Dataset entries:
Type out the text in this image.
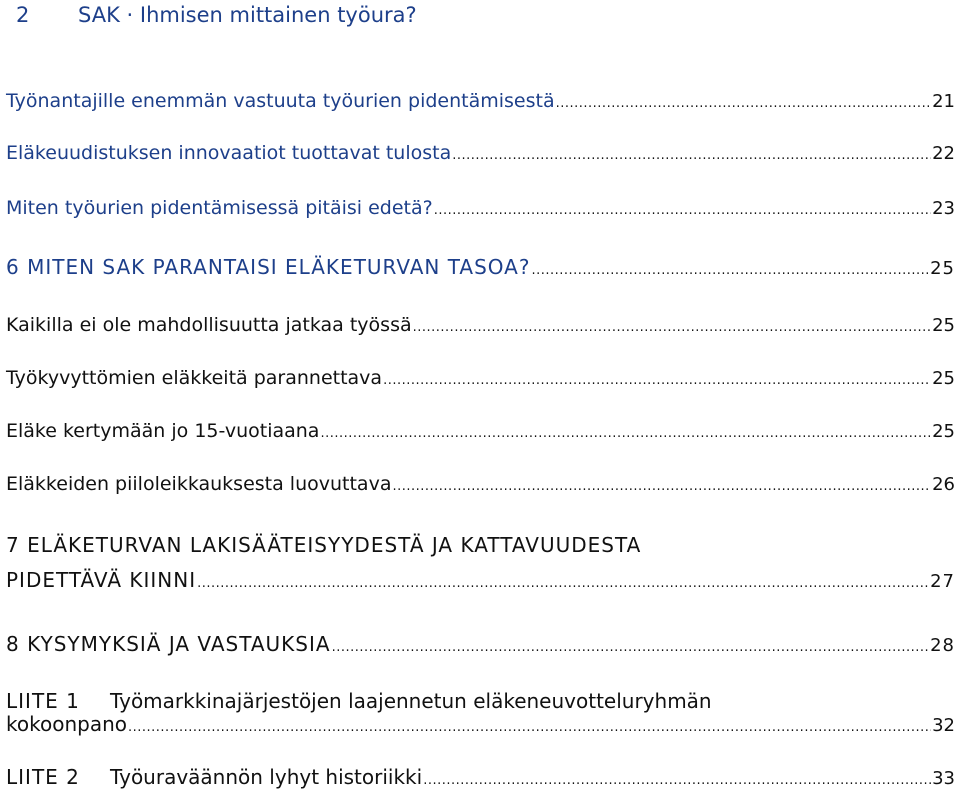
2 SAK · Ihmisen mittainen työura?
Työnantajille enemmän vastuuta työurien pidentämisestä .....	21
Eläkeuudistuksen innovaatiot tuottavat tulosta .....	22
Miten työurien pidentämisessä pitäisi edetä? .....	23
6 MITEN SAK PARANTAISI ELÄKETURVAN TASOA? .....	25
Kaikilla ei ole mahdollisuutta jatkaa työssä .....	25
Työkyvyttömien eläkkeitä parannettava .....	25
Eläke kertymään jo 15-vuotiaana .....	25
Eläkkeiden piiloleikkauksesta luovuttava .....	26
7 ELÄKETURVAN LAKISÄÄTEISYYDESTÄ JA KATTAVUUDESTA
PIDETTÄVÄ KIINNI .....	27
8 KYSYMYKSIÄ JA VASTAUKSIA .....	28
LIITE 1 Työmarkkinajärjestöjen laajennetun eläkeneuvotteluryhmän
kokoonpano .....	32
LIITE 2 Työuraväännön lyhyt historiikki .....	33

**Task details**: Produce an exact copy of each line of data, skipping embedded images.

**The output**:
Type out the text in this image.
2 SAK · Ihmisen mittainen työura?
Työnantajille enemmän vastuuta työurien pidentämisestä .....	21
Eläkeuudistuksen innovaatiot tuottavat tulosta .....	22
Miten työurien pidentämisessä pitäisi edetä? .....	23
6 MITEN SAK PARANTAISI ELÄKETURVAN TASOA? .....	25
Kaikilla ei ole mahdollisuutta jatkaa työssä .....	25
Työkyvyttömien eläkkeitä parannettava .....	25
Eläke kertymään jo 15-vuotiaana .....	25
Eläkkeiden piiloleikkauksesta luovuttava .....	26
7 ELÄKETURVAN LAKISÄÄTEISYYDESTÄ JA KATTAVUUDESTA
PIDETTÄVÄ KIINNI .....	27
8 KYSYMYKSIÄ JA VASTAUKSIA .....	28
LIITE 1 Työmarkkinajärjestöjen laajennetun eläkeneuvotteluryhmän
kokoonpano .....	32
LIITE 2 Työuraväännön lyhyt historiikki .....	33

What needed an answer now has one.